→ **What to work on**: Copy each line with the word "true" in it.

=== Dataset ===

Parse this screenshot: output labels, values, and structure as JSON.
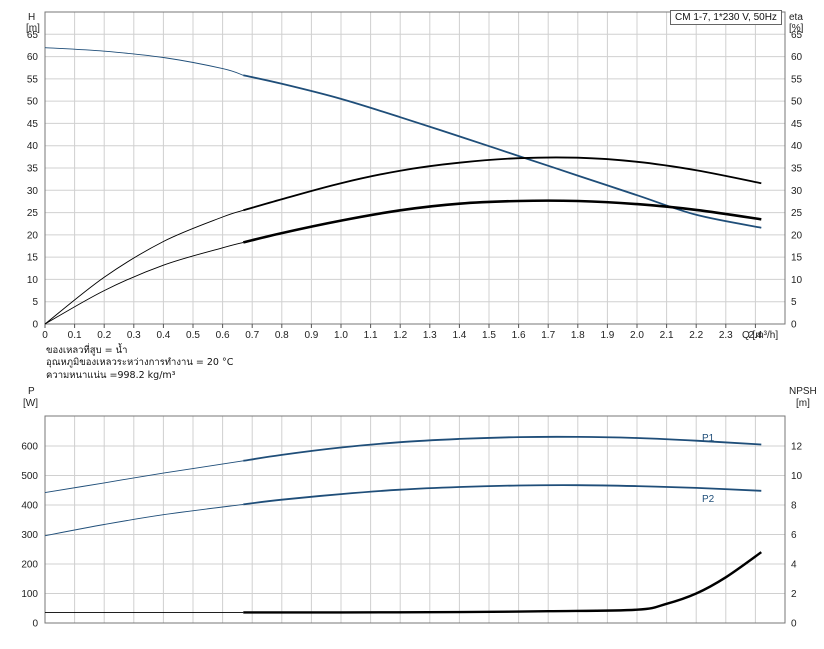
{
  "chart_data": [
    {
      "type": "line",
      "title": "CM 1-7, 1*230 V, 50Hz",
      "ylabel_left": "H",
      "ylabel_left_unit": "[m]",
      "ylabel_right": "eta",
      "ylabel_right_unit": "[%]",
      "xlabel": "Q [m³/h]",
      "xlim": [
        0,
        2.5
      ],
      "ylim": [
        0,
        70
      ],
      "y_ticks": [
        0,
        5,
        10,
        15,
        20,
        25,
        30,
        35,
        40,
        45,
        50,
        55,
        60,
        65
      ],
      "x_ticks": [
        "0",
        "0.1",
        "0.2",
        "0.3",
        "0.4",
        "0.5",
        "0.6",
        "0.7",
        "0.8",
        "0.9",
        "1.0",
        "1.1",
        "1.2",
        "1.3",
        "1.4",
        "1.5",
        "1.6",
        "1.7",
        "1.8",
        "1.9",
        "2.0",
        "2.1",
        "2.2",
        "2.3",
        "2.4"
      ],
      "grid": true,
      "series": [
        {
          "color": "#1f4e79",
          "x": [
            0,
            0.2,
            0.4,
            0.6,
            0.67,
            0.8,
            1.0,
            1.2,
            1.4,
            1.6,
            1.8,
            2.0,
            2.2,
            2.42
          ],
          "y": [
            62,
            61.2,
            59.8,
            57.3,
            55.8,
            53.9,
            50.5,
            46.4,
            42.1,
            37.7,
            33.3,
            28.9,
            24.5,
            21.6
          ],
          "op_start": 0.67
        },
        {
          "color": "#000000",
          "x": [
            0,
            0.2,
            0.4,
            0.6,
            0.67,
            0.8,
            1.0,
            1.2,
            1.4,
            1.6,
            1.8,
            2.0,
            2.2,
            2.42
          ],
          "y": [
            0,
            10.5,
            18.5,
            24.0,
            25.5,
            28.0,
            31.6,
            34.4,
            36.2,
            37.2,
            37.3,
            36.4,
            34.5,
            31.6
          ],
          "op_start": 0.67
        },
        {
          "color": "#000000",
          "x": [
            0,
            0.2,
            0.4,
            0.6,
            0.67,
            0.8,
            1.0,
            1.2,
            1.4,
            1.6,
            1.8,
            2.0,
            2.2,
            2.42
          ],
          "y": [
            0,
            7.5,
            13.2,
            17.1,
            18.3,
            20.4,
            23.2,
            25.5,
            27.0,
            27.6,
            27.6,
            26.9,
            25.6,
            23.5
          ],
          "op_start": 0.67,
          "bold": true
        }
      ],
      "info_lines": [
        "ของเหลวที่สูบ = น้ำ",
        "อุณหภูมิของเหลวระหว่างการทำงาน = 20 °C",
        "ความหนาแน่น =998.2 kg/m³"
      ]
    },
    {
      "type": "line",
      "ylabel_left": "P",
      "ylabel_left_unit": "[W]",
      "ylabel_right": "NPSH",
      "ylabel_right_unit": "[m]",
      "xlim": [
        0,
        2.5
      ],
      "ylim_left": [
        0,
        700
      ],
      "ylim_right": [
        0,
        14
      ],
      "y_ticks_left": [
        0,
        100,
        200,
        300,
        400,
        500,
        600
      ],
      "y_ticks_right": [
        0,
        2,
        4,
        6,
        8,
        10,
        12
      ],
      "grid": true,
      "series": [
        {
          "name": "P1",
          "color": "#1f4e79",
          "axis": "left",
          "x": [
            0,
            0.2,
            0.4,
            0.67,
            0.8,
            1.0,
            1.2,
            1.4,
            1.6,
            1.8,
            2.0,
            2.2,
            2.42
          ],
          "y": [
            442,
            475,
            508,
            550,
            570,
            595,
            613,
            624,
            630,
            631,
            627,
            618,
            605
          ],
          "op_start": 0.67
        },
        {
          "name": "P2",
          "color": "#1f4e79",
          "axis": "left",
          "x": [
            0,
            0.2,
            0.4,
            0.67,
            0.8,
            1.0,
            1.2,
            1.4,
            1.6,
            1.8,
            2.0,
            2.2,
            2.42
          ],
          "y": [
            296,
            334,
            367,
            402,
            418,
            437,
            452,
            461,
            466,
            467,
            464,
            458,
            448
          ],
          "op_start": 0.67
        },
        {
          "name": "NPSH",
          "color": "#000000",
          "axis": "right",
          "bold": true,
          "x": [
            0,
            0.67,
            1.0,
            1.4,
            1.7,
            2.0,
            2.1,
            2.2,
            2.3,
            2.42
          ],
          "y": [
            0.72,
            0.72,
            0.72,
            0.74,
            0.8,
            0.9,
            1.3,
            2.0,
            3.1,
            4.8
          ],
          "op_start": 0.67
        }
      ],
      "series_labels": {
        "p1": "P1",
        "p2": "P2"
      }
    }
  ]
}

===

→ **Problem solution**:
      "grid": true,
          "bold": true
      "grid": true,
          "bold": true,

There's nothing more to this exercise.